====== Provided records

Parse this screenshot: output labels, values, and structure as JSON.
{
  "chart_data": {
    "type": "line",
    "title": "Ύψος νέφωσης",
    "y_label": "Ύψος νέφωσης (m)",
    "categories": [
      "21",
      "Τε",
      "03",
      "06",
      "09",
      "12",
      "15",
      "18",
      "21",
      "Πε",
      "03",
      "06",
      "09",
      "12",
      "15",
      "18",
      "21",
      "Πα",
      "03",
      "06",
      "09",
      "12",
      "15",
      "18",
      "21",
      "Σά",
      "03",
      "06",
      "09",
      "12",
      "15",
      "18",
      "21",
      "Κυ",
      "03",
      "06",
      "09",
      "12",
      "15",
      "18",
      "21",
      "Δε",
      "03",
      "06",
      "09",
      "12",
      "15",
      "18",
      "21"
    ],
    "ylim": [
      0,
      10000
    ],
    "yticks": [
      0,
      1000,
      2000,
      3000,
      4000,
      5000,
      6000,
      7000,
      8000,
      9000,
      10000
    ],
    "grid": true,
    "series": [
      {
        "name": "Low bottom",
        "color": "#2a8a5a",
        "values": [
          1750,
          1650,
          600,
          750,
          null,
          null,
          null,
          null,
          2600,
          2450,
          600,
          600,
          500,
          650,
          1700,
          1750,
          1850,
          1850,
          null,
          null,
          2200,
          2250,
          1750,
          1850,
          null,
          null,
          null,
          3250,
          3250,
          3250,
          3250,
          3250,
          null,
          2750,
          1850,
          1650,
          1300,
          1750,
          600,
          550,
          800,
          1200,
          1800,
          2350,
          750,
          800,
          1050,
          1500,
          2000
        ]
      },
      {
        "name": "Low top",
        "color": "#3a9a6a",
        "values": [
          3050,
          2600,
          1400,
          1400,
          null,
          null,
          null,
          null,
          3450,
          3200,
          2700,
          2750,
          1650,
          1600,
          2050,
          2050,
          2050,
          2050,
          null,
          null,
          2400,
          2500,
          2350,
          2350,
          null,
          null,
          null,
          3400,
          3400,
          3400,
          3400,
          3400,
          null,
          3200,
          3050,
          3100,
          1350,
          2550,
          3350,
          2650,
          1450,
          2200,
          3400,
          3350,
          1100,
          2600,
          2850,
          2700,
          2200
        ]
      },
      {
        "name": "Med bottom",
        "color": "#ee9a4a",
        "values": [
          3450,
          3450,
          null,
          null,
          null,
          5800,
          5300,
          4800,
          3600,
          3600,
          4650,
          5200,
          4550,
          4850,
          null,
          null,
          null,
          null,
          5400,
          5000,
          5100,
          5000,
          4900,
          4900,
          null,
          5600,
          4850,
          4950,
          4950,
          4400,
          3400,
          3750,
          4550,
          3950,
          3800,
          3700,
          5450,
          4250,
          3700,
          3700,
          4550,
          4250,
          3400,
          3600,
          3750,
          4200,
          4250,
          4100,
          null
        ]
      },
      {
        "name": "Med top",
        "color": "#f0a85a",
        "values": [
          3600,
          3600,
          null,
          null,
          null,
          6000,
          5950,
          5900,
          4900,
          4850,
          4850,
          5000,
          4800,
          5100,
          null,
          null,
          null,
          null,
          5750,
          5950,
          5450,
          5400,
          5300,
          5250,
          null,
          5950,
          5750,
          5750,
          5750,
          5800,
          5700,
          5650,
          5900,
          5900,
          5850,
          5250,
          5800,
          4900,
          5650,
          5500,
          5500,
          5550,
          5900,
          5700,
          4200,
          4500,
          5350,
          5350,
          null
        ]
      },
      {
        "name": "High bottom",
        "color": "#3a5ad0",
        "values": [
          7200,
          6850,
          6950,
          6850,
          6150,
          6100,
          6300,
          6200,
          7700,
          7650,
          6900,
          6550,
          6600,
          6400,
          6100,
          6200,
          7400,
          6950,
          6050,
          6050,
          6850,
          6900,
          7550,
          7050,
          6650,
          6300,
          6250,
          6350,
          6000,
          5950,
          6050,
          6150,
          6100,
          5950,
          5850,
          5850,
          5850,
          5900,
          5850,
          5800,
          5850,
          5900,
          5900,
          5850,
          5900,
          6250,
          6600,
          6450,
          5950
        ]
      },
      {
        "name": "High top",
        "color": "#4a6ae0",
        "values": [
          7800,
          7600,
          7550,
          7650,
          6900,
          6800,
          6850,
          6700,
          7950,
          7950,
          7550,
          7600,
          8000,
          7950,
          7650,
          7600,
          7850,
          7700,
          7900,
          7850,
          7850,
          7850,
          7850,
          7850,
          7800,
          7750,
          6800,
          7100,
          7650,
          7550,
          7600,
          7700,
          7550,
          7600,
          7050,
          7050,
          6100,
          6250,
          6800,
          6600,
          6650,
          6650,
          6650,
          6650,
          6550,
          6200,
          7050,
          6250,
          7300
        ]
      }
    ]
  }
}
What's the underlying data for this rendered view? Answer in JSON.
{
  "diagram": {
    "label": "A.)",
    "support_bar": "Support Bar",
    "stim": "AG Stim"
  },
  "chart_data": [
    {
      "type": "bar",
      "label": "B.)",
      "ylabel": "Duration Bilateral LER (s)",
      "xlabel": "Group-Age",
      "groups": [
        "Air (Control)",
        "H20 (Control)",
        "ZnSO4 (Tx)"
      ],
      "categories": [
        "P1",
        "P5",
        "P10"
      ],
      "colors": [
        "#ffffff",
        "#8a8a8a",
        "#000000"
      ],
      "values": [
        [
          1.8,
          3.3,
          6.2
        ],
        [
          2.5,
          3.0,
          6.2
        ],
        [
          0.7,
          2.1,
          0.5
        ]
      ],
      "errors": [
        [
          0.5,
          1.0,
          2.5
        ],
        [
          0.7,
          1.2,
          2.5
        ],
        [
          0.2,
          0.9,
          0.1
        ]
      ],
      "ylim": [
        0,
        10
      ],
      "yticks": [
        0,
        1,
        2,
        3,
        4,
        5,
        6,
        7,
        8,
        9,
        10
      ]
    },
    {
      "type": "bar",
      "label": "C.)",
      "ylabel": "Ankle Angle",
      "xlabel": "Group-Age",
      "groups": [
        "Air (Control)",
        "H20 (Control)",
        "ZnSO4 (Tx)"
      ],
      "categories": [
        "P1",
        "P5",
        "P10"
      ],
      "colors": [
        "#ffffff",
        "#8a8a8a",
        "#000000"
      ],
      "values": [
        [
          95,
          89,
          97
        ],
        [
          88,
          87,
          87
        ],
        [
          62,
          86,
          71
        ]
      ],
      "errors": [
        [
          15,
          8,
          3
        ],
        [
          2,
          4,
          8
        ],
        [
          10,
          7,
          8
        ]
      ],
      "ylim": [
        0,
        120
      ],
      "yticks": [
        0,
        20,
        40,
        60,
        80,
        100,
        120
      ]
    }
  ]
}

============

#### Directions for this task:
Reproduce the material precisely, including every line.

#### Finished answer:
Parse this screenshot: output labels, values, and structure as JSON.
{
  "chart_data": {
    "type": "line",
    "title": "Ύψος νέφωσης",
    "y_label": "Ύψος νέφωσης (m)",
    "categories": [
      "21",
      "Τε",
      "03",
      "06",
      "09",
      "12",
      "15",
      "18",
      "21",
      "Πε",
      "03",
      "06",
      "09",
      "12",
      "15",
      "18",
      "21",
      "Πα",
      "03",
      "06",
      "09",
      "12",
      "15",
      "18",
      "21",
      "Σά",
      "03",
      "06",
      "09",
      "12",
      "15",
      "18",
      "21",
      "Κυ",
      "03",
      "06",
      "09",
      "12",
      "15",
      "18",
      "21",
      "Δε",
      "03",
      "06",
      "09",
      "12",
      "15",
      "18",
      "21"
    ],
    "ylim": [
      0,
      10000
    ],
    "yticks": [
      0,
      1000,
      2000,
      3000,
      4000,
      5000,
      6000,
      7000,
      8000,
      9000,
      10000
    ],
    "grid": true,
    "series": [
      {
        "name": "Low bottom",
        "color": "#2a8a5a",
        "values": [
          1750,
          1650,
          600,
          750,
          null,
          null,
          null,
          null,
          2600,
          2450,
          600,
          600,
          500,
          650,
          1700,
          1750,
          1850,
          1850,
          null,
          null,
          2200,
          2250,
          1750,
          1850,
          null,
          null,
          null,
          3250,
          3250,
          3250,
          3250,
          3250,
          null,
          2750,
          1850,
          1650,
          1300,
          1750,
          600,
          550,
          800,
          1200,
          1800,
          2350,
          750,
          800,
          1050,
          1500,
          2000
        ]
      },
      {
        "name": "Low top",
        "color": "#3a9a6a",
        "values": [
          3050,
          2600,
          1400,
          1400,
          null,
          null,
          null,
          null,
          3450,
          3200,
          2700,
          2750,
          1650,
          1600,
          2050,
          2050,
          2050,
          2050,
          null,
          null,
          2400,
          2500,
          2350,
          2350,
          null,
          null,
          null,
          3400,
          3400,
          3400,
          3400,
          3400,
          null,
          3200,
          3050,
          3100,
          1350,
          2550,
          3350,
          2650,
          1450,
          2200,
          3400,
          3350,
          1100,
          2600,
          2850,
          2700,
          2200
        ]
      },
      {
        "name": "Med bottom",
        "color": "#ee9a4a",
        "values": [
          3450,
          3450,
          null,
          null,
          null,
          5800,
          5300,
          4800,
          3600,
          3600,
          4650,
          5200,
          4550,
          4850,
          null,
          null,
          null,
          null,
          5400,
          5000,
          5100,
          5000,
          4900,
          4900,
          null,
          5600,
          4850,
          4950,
          4950,
          4400,
          3400,
          3750,
          4550,
          3950,
          3800,
          3700,
          5450,
          4250,
          3700,
          3700,
          4550,
          4250,
          3400,
          3600,
          3750,
          4200,
          4250,
          4100,
          null
        ]
      },
      {
        "name": "Med top",
        "color": "#f0a85a",
        "values": [
          3600,
          3600,
          null,
          null,
          null,
          6000,
          5950,
          5900,
          4900,
          4850,
          4850,
          5000,
          4800,
          5100,
          null,
          null,
          null,
          null,
          5750,
          5950,
          5450,
          5400,
          5300,
          5250,
          null,
          5950,
          5750,
          5750,
          5750,
          5800,
          5700,
          5650,
          5900,
          5900,
          5850,
          5250,
          5800,
          4900,
          5650,
          5500,
          5500,
          5550,
          5900,
          5700,
          4200,
          4500,
          5350,
          5350,
          null
        ]
      },
      {
        "name": "High bottom",
        "color": "#3a5ad0",
        "values": [
          7200,
          6850,
          6950,
          6850,
          6150,
          6100,
          6300,
          6200,
          7700,
          7650,
          6900,
          6550,
          6600,
          6400,
          6100,
          6200,
          7400,
          6950,
          6050,
          6050,
          6850,
          6900,
          7550,
          7050,
          6650,
          6300,
          6250,
          6350,
          6000,
          5950,
          6050,
          6150,
          6100,
          5950,
          5850,
          5850,
          5850,
          5900,
          5850,
          5800,
          5850,
          5900,
          5900,
          5850,
          5900,
          6250,
          6600,
          6450,
          5950
        ]
      },
      {
        "name": "High top",
        "color": "#4a6ae0",
        "values": [
          7800,
          7600,
          7550,
          7650,
          6900,
          6800,
          6850,
          6700,
          7950,
          7950,
          7550,
          7600,
          8000,
          7950,
          7650,
          7600,
          7850,
          7700,
          7900,
          7850,
          7850,
          7850,
          7850,
          7850,
          7800,
          7750,
          6800,
          7100,
          7650,
          7550,
          7600,
          7700,
          7550,
          7600,
          7050,
          7050,
          6100,
          6250,
          6800,
          6600,
          6650,
          6650,
          6650,
          6650,
          6550,
          6200,
          7050,
          6250,
          7300
        ]
      }
    ]
  }
}
What's the underlying data for this rendered view? Answer in JSON.
{
  "diagram": {
    "label": "A.)",
    "support_bar": "Support Bar",
    "stim": "AG Stim"
  },
  "chart_data": [
    {
      "type": "bar",
      "label": "B.)",
      "ylabel": "Duration Bilateral LER (s)",
      "xlabel": "Group-Age",
      "groups": [
        "Air (Control)",
        "H20 (Control)",
        "ZnSO4 (Tx)"
      ],
      "categories": [
        "P1",
        "P5",
        "P10"
      ],
      "colors": [
        "#ffffff",
        "#8a8a8a",
        "#000000"
      ],
      "values": [
        [
          1.8,
          3.3,
          6.2
        ],
        [
          2.5,
          3.0,
          6.2
        ],
        [
          0.7,
          2.1,
          0.5
        ]
      ],
      "errors": [
        [
          0.5,
          1.0,
          2.5
        ],
        [
          0.7,
          1.2,
          2.5
        ],
        [
          0.2,
          0.9,
          0.1
        ]
      ],
      "ylim": [
        0,
        10
      ],
      "yticks": [
        0,
        1,
        2,
        3,
        4,
        5,
        6,
        7,
        8,
        9,
        10
      ]
    },
    {
      "type": "bar",
      "label": "C.)",
      "ylabel": "Ankle Angle",
      "xlabel": "Group-Age",
      "groups": [
        "Air (Control)",
        "H20 (Control)",
        "ZnSO4 (Tx)"
      ],
      "categories": [
        "P1",
        "P5",
        "P10"
      ],
      "colors": [
        "#ffffff",
        "#8a8a8a",
        "#000000"
      ],
      "values": [
        [
          95,
          89,
          97
        ],
        [
          88,
          87,
          87
        ],
        [
          62,
          86,
          71
        ]
      ],
      "errors": [
        [
          15,
          8,
          3
        ],
        [
          2,
          4,
          8
        ],
        [
          10,
          7,
          8
        ]
      ],
      "ylim": [
        0,
        120
      ],
      "yticks": [
        0,
        20,
        40,
        60,
        80,
        100,
        120
      ]
    }
  ]
}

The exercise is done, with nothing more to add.